__Instructions to follow__.
Write out every entry, unchanged. Skip any picture.

------ Provided records ------

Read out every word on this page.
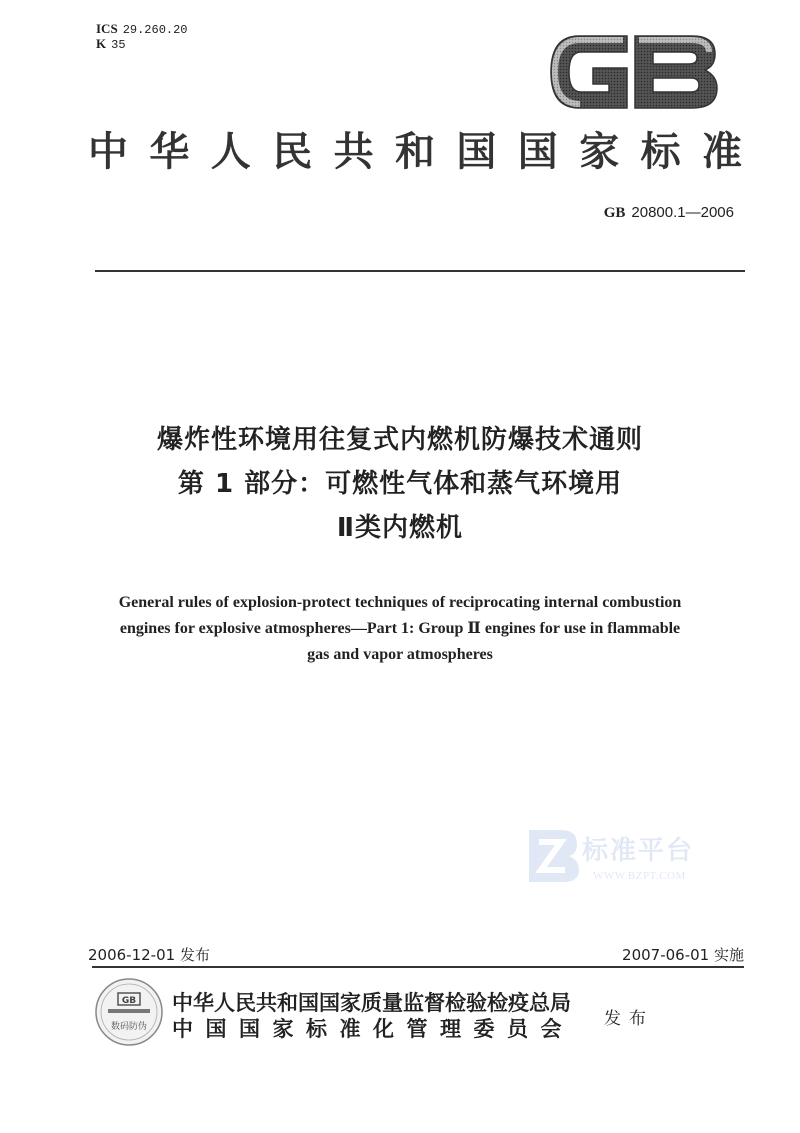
ICS 29.260.20
K 35
中华人民共和国国家标准
GB 20800.1—2006
爆炸性环境用往复式内燃机防爆技术通则
第 1 部分：可燃性气体和蒸气环境用
Ⅱ类内燃机
General rules of explosion-protect techniques of reciprocating internal combustion
engines for explosive atmospheres—Part 1: Group Ⅱ engines for use in flammable
gas and vapor atmospheres
标准平台
WWW.BZPT.COM
2006-12-01 发布	2007-06-01 实施
GB
数码防伪
中华人民共和国国家质量监督检验检疫总局
中国国家标准化管理委员会 发布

------

__Response to this exercise__.
Read out every word on this page.
ICS 29.260.20
K 35
中华人民共和国国家标准
GB 20800.1—2006
爆炸性环境用往复式内燃机防爆技术通则
第 1 部分：可燃性气体和蒸气环境用
Ⅱ类内燃机
General rules of explosion-protect techniques of reciprocating internal combustion
engines for explosive atmospheres—Part 1: Group Ⅱ engines for use in flammable
gas and vapor atmospheres
标准平台
WWW.BZPT.COM
2006-12-01 发布	2007-06-01 实施
GB
数码防伪
中华人民共和国国家质量监督检验检疫总局
中国国家标准化管理委员会 发布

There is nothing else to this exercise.